Below are records. Copy every line with "JSON" in it.

Rows from a dataset:

* * * * * * *

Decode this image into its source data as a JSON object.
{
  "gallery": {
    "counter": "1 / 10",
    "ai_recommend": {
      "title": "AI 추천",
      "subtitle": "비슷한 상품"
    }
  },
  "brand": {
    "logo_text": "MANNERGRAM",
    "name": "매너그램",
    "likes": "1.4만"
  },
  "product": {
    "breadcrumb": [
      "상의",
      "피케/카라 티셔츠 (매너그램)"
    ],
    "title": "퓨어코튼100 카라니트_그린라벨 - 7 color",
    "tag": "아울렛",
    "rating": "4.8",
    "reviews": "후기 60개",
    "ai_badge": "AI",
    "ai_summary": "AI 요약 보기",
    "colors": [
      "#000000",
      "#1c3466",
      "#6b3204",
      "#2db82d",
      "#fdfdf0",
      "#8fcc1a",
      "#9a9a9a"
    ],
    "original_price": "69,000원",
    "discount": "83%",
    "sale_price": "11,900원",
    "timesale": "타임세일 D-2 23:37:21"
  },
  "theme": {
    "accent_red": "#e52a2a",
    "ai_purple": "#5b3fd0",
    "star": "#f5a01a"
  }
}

* * * * * * *

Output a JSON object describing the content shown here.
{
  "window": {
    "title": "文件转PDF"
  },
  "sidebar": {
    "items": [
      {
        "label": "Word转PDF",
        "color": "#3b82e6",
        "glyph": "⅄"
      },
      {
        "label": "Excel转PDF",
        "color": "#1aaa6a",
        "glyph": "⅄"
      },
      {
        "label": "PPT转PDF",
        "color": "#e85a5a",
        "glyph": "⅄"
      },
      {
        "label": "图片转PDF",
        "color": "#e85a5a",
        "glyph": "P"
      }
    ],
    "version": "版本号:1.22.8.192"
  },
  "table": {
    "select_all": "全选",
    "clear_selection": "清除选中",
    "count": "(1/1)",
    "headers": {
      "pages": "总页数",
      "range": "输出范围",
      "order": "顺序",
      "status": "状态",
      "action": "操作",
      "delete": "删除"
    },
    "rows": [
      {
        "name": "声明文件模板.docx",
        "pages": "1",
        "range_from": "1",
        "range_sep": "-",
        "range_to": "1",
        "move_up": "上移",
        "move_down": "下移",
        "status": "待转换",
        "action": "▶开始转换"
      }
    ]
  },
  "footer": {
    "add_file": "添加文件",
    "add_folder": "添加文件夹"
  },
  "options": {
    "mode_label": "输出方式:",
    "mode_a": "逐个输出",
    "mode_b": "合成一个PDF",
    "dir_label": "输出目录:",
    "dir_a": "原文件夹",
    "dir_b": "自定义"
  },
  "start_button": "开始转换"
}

* * * * * * *

* **Full solution**:
Decode this image into its source data as a JSON object.
Output a JSON object describing the content shown here.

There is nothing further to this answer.